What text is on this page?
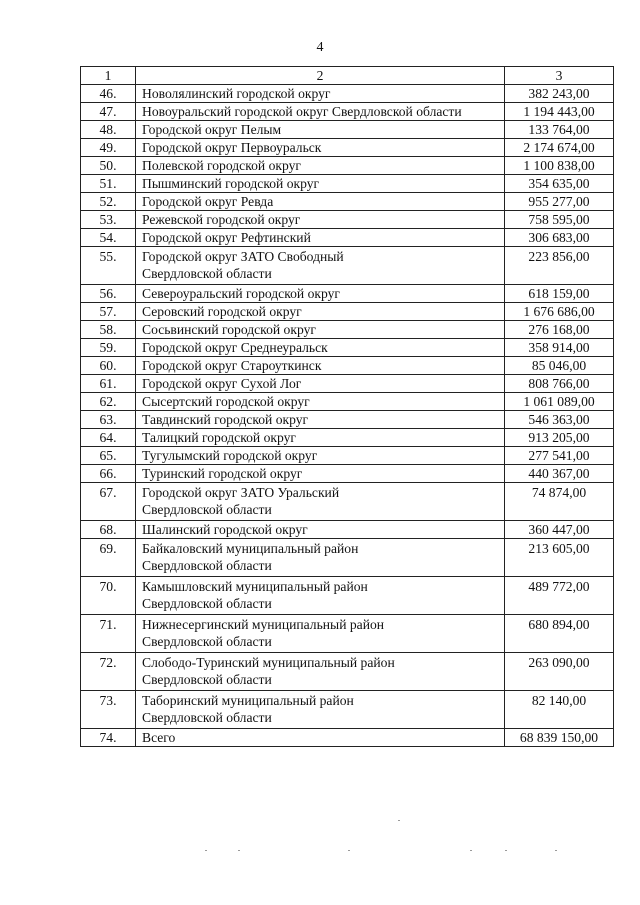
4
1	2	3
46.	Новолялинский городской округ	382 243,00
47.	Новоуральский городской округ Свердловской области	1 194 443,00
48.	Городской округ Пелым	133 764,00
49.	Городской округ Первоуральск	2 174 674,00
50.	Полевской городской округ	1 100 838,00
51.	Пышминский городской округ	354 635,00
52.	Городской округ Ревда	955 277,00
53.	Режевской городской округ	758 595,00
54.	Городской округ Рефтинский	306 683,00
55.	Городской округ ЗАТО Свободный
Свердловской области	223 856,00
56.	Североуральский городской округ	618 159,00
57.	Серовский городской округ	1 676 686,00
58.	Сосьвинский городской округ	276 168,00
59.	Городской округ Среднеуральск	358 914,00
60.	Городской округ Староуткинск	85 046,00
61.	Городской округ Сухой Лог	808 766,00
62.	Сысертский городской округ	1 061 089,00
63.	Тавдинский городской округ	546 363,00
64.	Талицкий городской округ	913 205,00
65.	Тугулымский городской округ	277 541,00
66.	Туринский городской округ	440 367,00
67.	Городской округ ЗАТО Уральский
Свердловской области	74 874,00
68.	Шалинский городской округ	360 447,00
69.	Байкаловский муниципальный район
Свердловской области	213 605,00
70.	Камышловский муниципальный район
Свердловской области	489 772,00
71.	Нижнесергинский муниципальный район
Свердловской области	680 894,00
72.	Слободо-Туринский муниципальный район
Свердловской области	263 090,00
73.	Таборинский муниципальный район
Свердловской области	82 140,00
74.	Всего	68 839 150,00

§

** Your goal **
Look through the entries above and report each line where the string "Свердловской" occurs.

** Answer to the task **
47.	Новоуральский городской округ Свердловской области	1 194 443,00
Свердловской области	223 856,00
Свердловской области	74 874,00
Свердловской области	213 605,00
Свердловской области	489 772,00
Свердловской области	680 894,00
Свердловской области	263 090,00
Свердловской области	82 140,00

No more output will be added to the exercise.